SHORT TASK:
Copy out every line exactly, passing over the pictures.

***

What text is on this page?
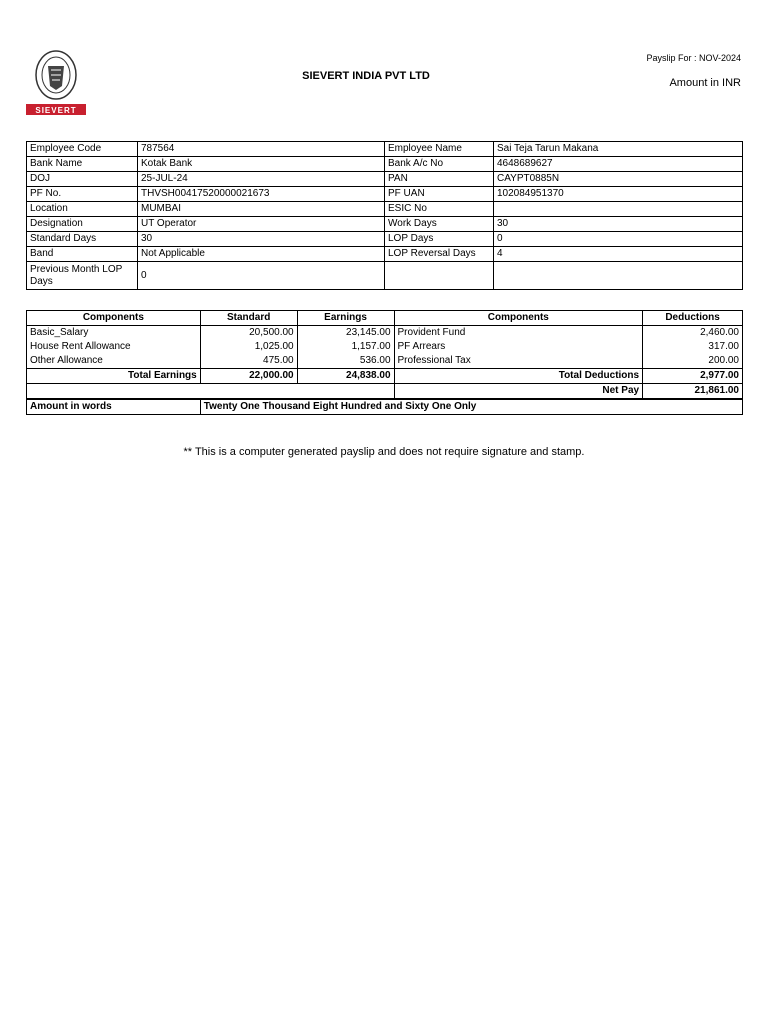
SIEVERT
SIEVERT INDIA PVT LTD
Payslip For : NOV-2024
Amount in INR
Employee Code	787564	Employee Name	Sai Teja Tarun Makana
Bank Name	Kotak Bank	Bank A/c No	4648689627
DOJ	25-JUL-24	PAN	CAYPT0885N
PF No.	THVSH00417520000021673	PF UAN	102084951370
Location	MUMBAI	ESIC No	
Designation	UT Operator	Work Days	30
Standard Days	30	LOP Days	0
Band	Not Applicable	LOP Reversal Days	4
Previous Month LOP Days	0		
Components	Standard	Earnings	Components	Deductions
Basic_Salary	20,500.00	23,145.00	Provident Fund	2,460.00
House Rent Allowance	1,025.00	1,157.00	PF Arrears	317.00
Other Allowance	475.00	536.00	Professional Tax	200.00
Total Earnings	22,000.00	24,838.00	Total Deductions	2,977.00
			Net Pay	21,861.00
Amount in words	Twenty One Thousand Eight Hundred and Sixty One Only			
** This is a computer generated payslip and does not require signature and stamp.
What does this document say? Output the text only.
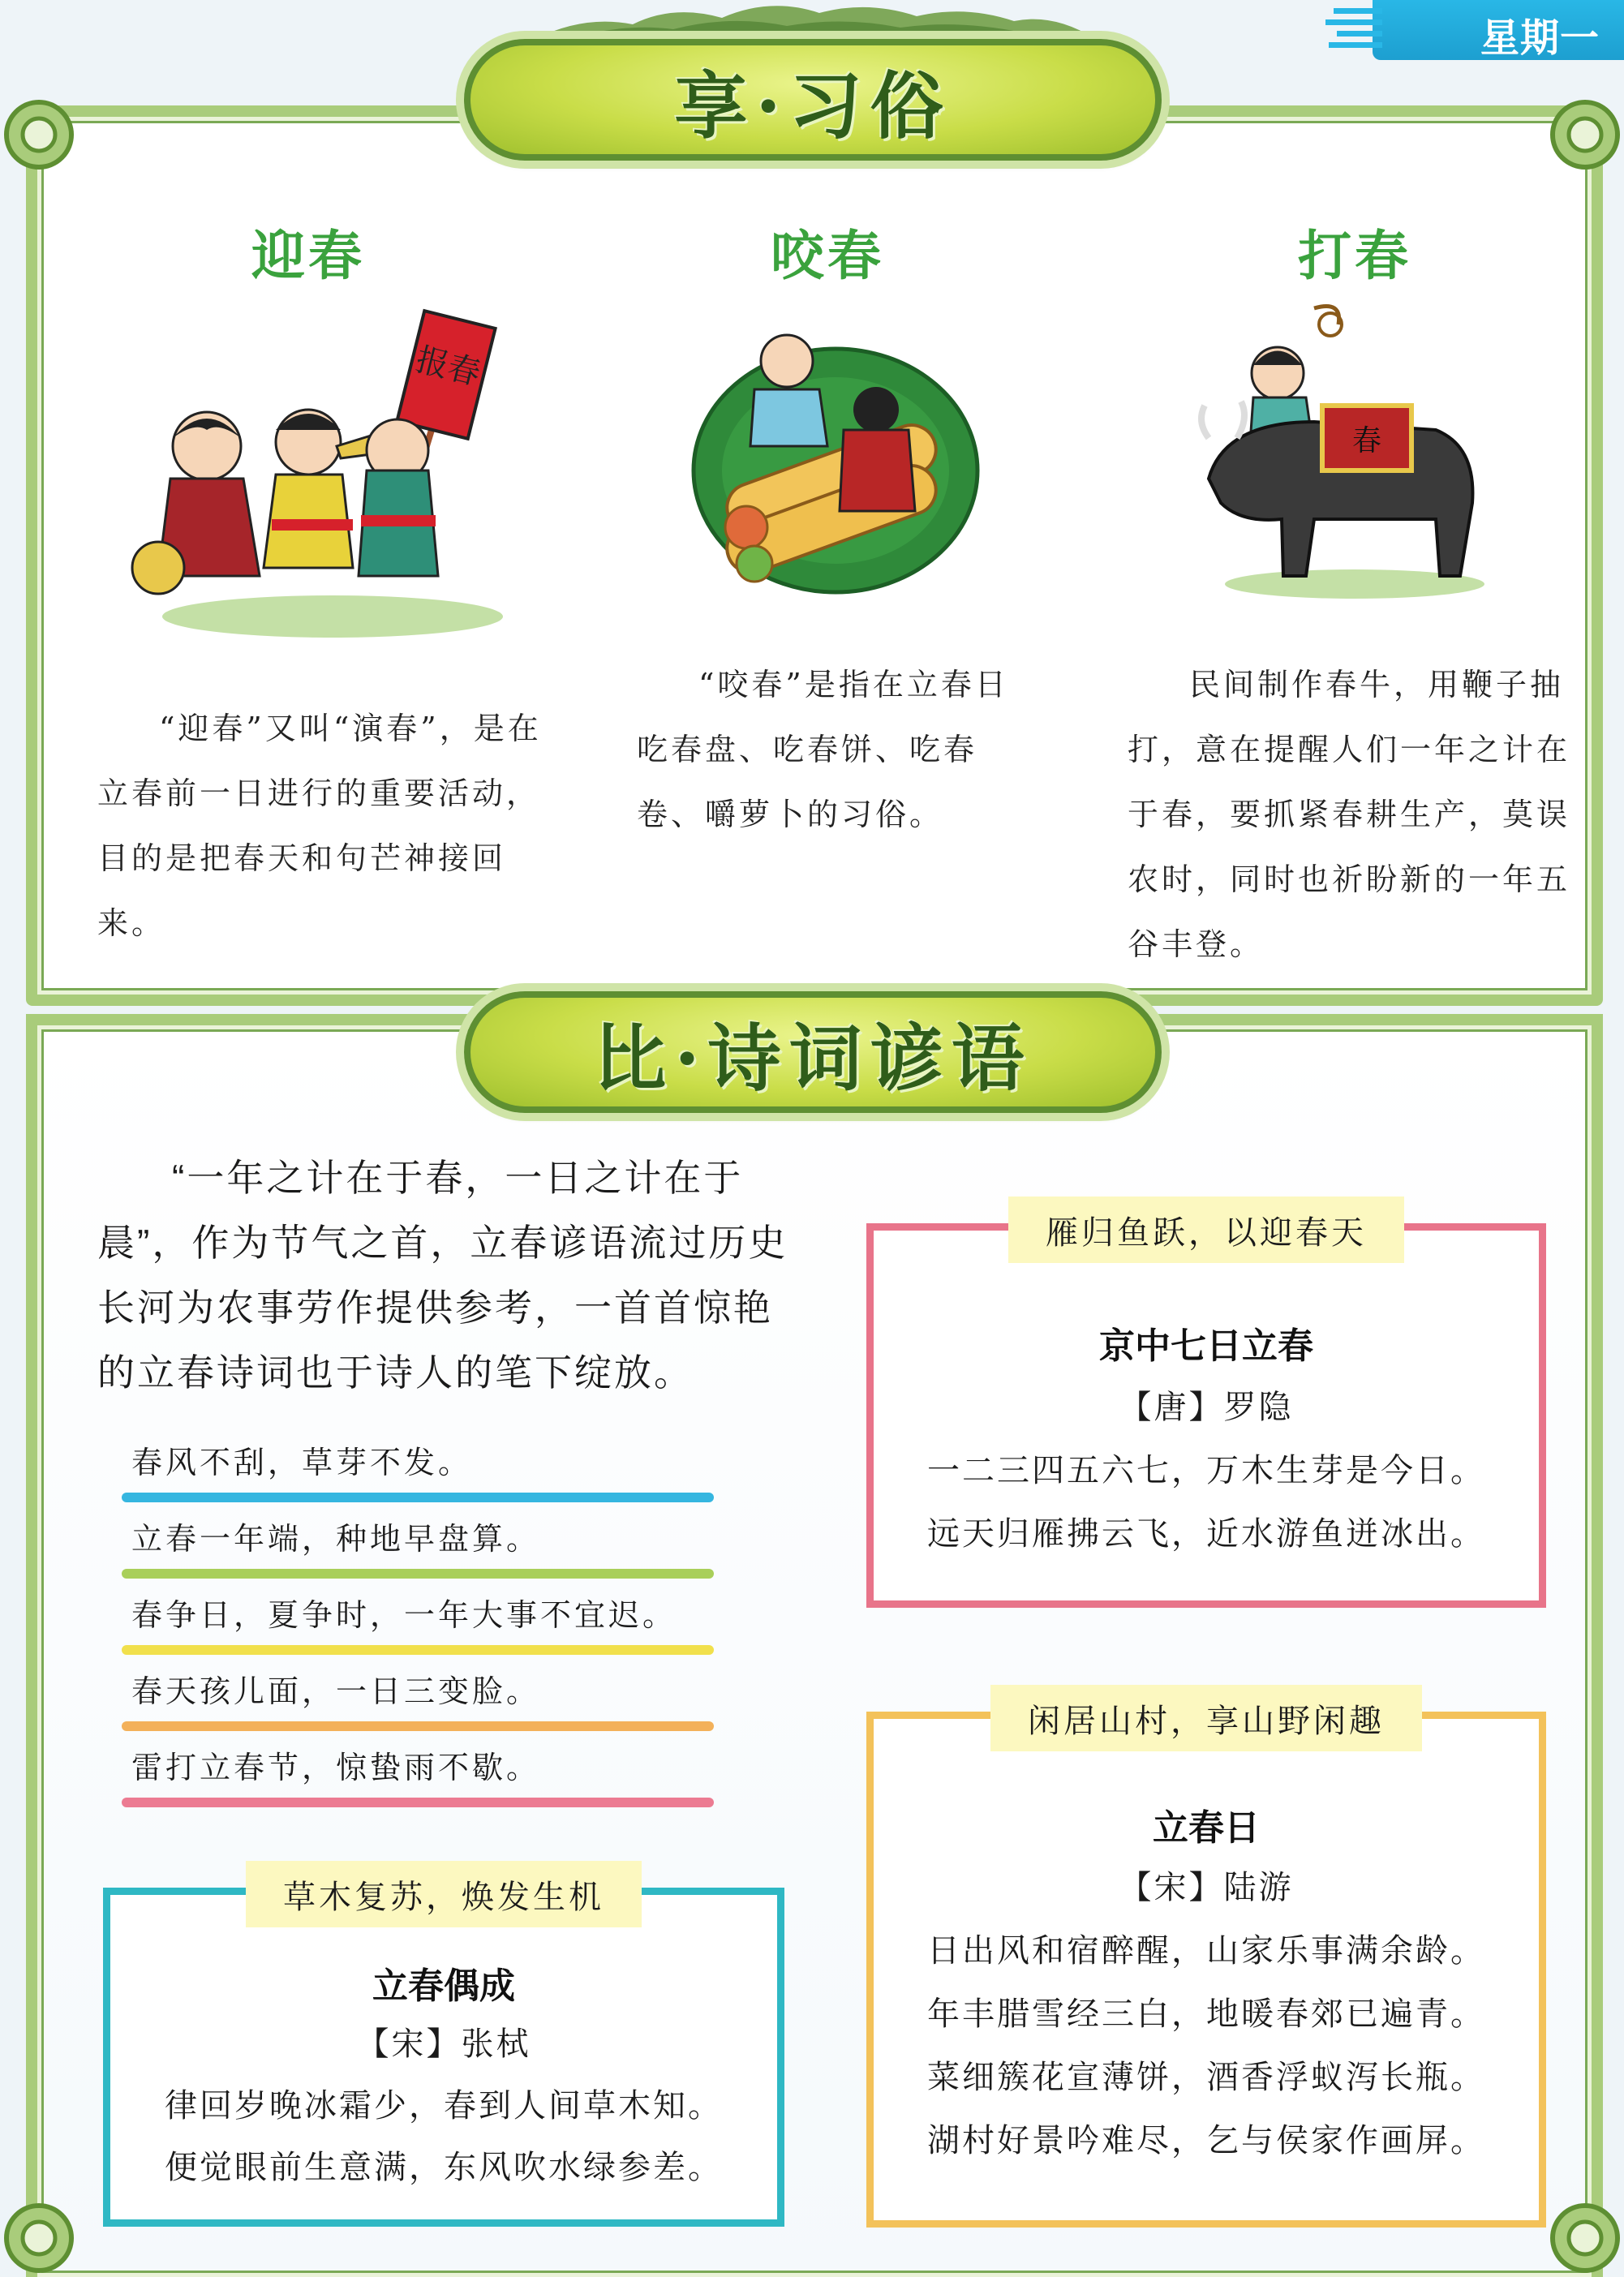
星期一
享·习俗
迎春	咬春	打春
报春
春
“迎春”又叫“演春”，是在立春前一日进行的重要活动，目的是把春天和句芒神接回来。
“咬春”是指在立春日吃春盘、吃春饼、吃春卷、嚼萝卜的习俗。
民间制作春牛，用鞭子抽打，意在提醒人们一年之计在于春，要抓紧春耕生产，莫误农时，同时也祈盼新的一年五谷丰登。
比·诗词谚语
“一年之计在于春，一日之计在于晨”，作为节气之首，立春谚语流过历史长河为农事劳作提供参考，一首首惊艳的立春诗词也于诗人的笔下绽放。
春风不刮，草芽不发。
立春一年端，种地早盘算。
春争日，夏争时，一年大事不宜迟。
春天孩儿面，一日三变脸。
雷打立春节，惊蛰雨不歇。
草木复苏，焕发生机
立春偶成
【宋】张栻
律回岁晚冰霜少，春到人间草木知。
便觉眼前生意满，东风吹水绿参差。
雁归鱼跃，以迎春天
京中七日立春
【唐】罗隐
一二三四五六七，万木生芽是今日。
远天归雁拂云飞，近水游鱼迸冰出。
闲居山村，享山野闲趣
立春日
【宋】陆游
日出风和宿醉醒，山家乐事满余龄。
年丰腊雪经三白，地暖春郊已遍青。
菜细簇花宣薄饼，酒香浮蚁泻长瓶。
湖村好景吟难尽，乞与侯家作画屏。
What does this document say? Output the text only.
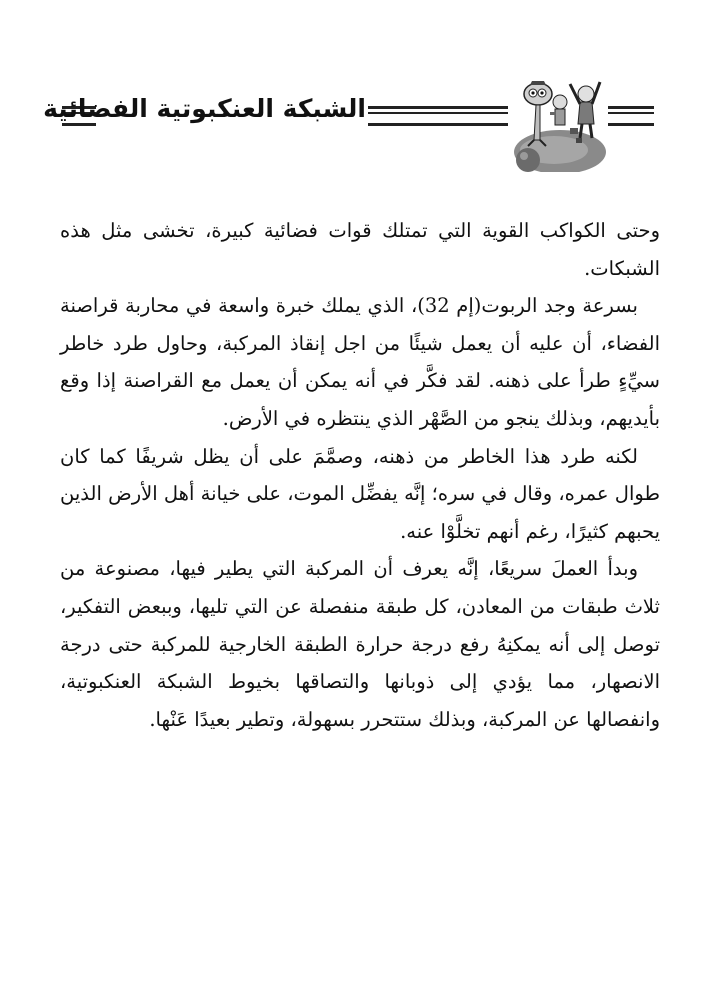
الشبكة العنكبوتية الفضائية

وحتى الكواكب القوية التي تمتلك قوات فضائية كبيرة، تخشى مثل هذه الشبكات.

بسرعة وجد الربوت(إم 32)، الذي يملك خبرة واسعة في محاربة قراصنة الفضاء، أن عليه أن يعمل شيئًا من اجل إنقاذ المركبة، وحاول طرد خاطر سيِّءٍ طرأ على ذهنه. لقد فكَّر في أنه يمكن أن يعمل مع القراصنة إذا وقع بأيديهم، وبذلك ينجو من الصَّهْر الذي ينتظره في الأرض.

لكنه طرد هذا الخاطر من ذهنه، وصمَّمَ على أن يظل شريفًا كما كان طوال عمره، وقال في سره؛ إنَّه يفضِّل الموت، على خيانة أهل الأرض الذين يحبهم كثيرًا، رغم أنهم تخلَّوْا عنه.

وبدأ العملَ سريعًا، إنَّه يعرف أن المركبة التي يطير فيها، مصنوعة من ثلاث طبقات من المعادن، كل طبقة منفصلة عن التي تليها، وببعض التفكير، توصل إلى أنه يمكنِهُ رفع درجة حرارة الطبقة الخارجية للمركبة حتى درجة الانصهار، مما يؤدي إلى ذوبانها والتصاقها بخيوط الشبكة العنكبوتية، وانفصالها عن المركبة، وبذلك ستتحرر بسهولة، وتطير بعيدًا عَنْها.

***

ANSWER BELOW:
What text is on this page?
SIEVERT
SIEVERT INDIA PVT LTD
Payslip For : NOV-2024
Amount in INR
Employee Code	787564	Employee Name	Sai Teja Tarun Makana
Bank Name	Kotak Bank	Bank A/c No	4648689627
DOJ	25-JUL-24	PAN	CAYPT0885N
PF No.	THVSH00417520000021673	PF UAN	102084951370
Location	MUMBAI	ESIC No	
Designation	UT Operator	Work Days	30
Standard Days	30	LOP Days	0
Band	Not Applicable	LOP Reversal Days	4
Previous Month LOP Days	0		
Components	Standard	Earnings	Components	Deductions
Basic_Salary	20,500.00	23,145.00	Provident Fund	2,460.00
House Rent Allowance	1,025.00	1,157.00	PF Arrears	317.00
Other Allowance	475.00	536.00	Professional Tax	200.00
Total Earnings	22,000.00	24,838.00	Total Deductions	2,977.00
			Net Pay	21,861.00
Amount in words	Twenty One Thousand Eight Hundred and Sixty One Only			
** This is a computer generated payslip and does not require signature and stamp.
What does this document say? Output the text only.
星期一
享·习俗
迎春	咬春	打春
报春
春
“迎春”又叫“演春”，是在立春前一日进行的重要活动，目的是把春天和句芒神接回来。
“咬春”是指在立春日吃春盘、吃春饼、吃春卷、嚼萝卜的习俗。
民间制作春牛，用鞭子抽打，意在提醒人们一年之计在于春，要抓紧春耕生产，莫误农时，同时也祈盼新的一年五谷丰登。
比·诗词谚语
“一年之计在于春，一日之计在于晨”，作为节气之首，立春谚语流过历史长河为农事劳作提供参考，一首首惊艳的立春诗词也于诗人的笔下绽放。
春风不刮，草芽不发。
立春一年端，种地早盘算。
春争日，夏争时，一年大事不宜迟。
春天孩儿面，一日三变脸。
雷打立春节，惊蛰雨不歇。
草木复苏，焕发生机
立春偶成
【宋】张栻
律回岁晚冰霜少，春到人间草木知。
便觉眼前生意满，东风吹水绿参差。
雁归鱼跃，以迎春天
京中七日立春
【唐】罗隐
一二三四五六七，万木生芽是今日。
远天归雁拂云飞，近水游鱼迸冰出。
闲居山村，享山野闲趣
立春日
【宋】陆游
日出风和宿醉醒，山家乐事满余龄。
年丰腊雪经三白，地暖春郊已遍青。
菜细簇花宣薄饼，酒香浮蚁泻长瓶。
湖村好景吟难尽，乞与侯家作画屏。
What does this document say? Output the text only.
الشبكة العنكبوتية الفضائية

وحتى الكواكب القوية التي تمتلك قوات فضائية كبيرة، تخشى مثل هذه الشبكات.

بسرعة وجد الربوت(إم 32)، الذي يملك خبرة واسعة في محاربة قراصنة الفضاء، أن عليه أن يعمل شيئًا من اجل إنقاذ المركبة، وحاول طرد خاطر سيِّءٍ طرأ على ذهنه. لقد فكَّر في أنه يمكن أن يعمل مع القراصنة إذا وقع بأيديهم، وبذلك ينجو من الصَّهْر الذي ينتظره في الأرض.

لكنه طرد هذا الخاطر من ذهنه، وصمَّمَ على أن يظل شريفًا كما كان طوال عمره، وقال في سره؛ إنَّه يفضِّل الموت، على خيانة أهل الأرض الذين يحبهم كثيرًا، رغم أنهم تخلَّوْا عنه.

وبدأ العملَ سريعًا، إنَّه يعرف أن المركبة التي يطير فيها، مصنوعة من ثلاث طبقات من المعادن، كل طبقة منفصلة عن التي تليها، وببعض التفكير، توصل إلى أنه يمكنِهُ رفع درجة حرارة الطبقة الخارجية للمركبة حتى درجة الانصهار، مما يؤدي إلى ذوبانها والتصاقها بخيوط الشبكة العنكبوتية، وانفصالها عن المركبة، وبذلك ستتحرر بسهولة، وتطير بعيدًا عَنْها.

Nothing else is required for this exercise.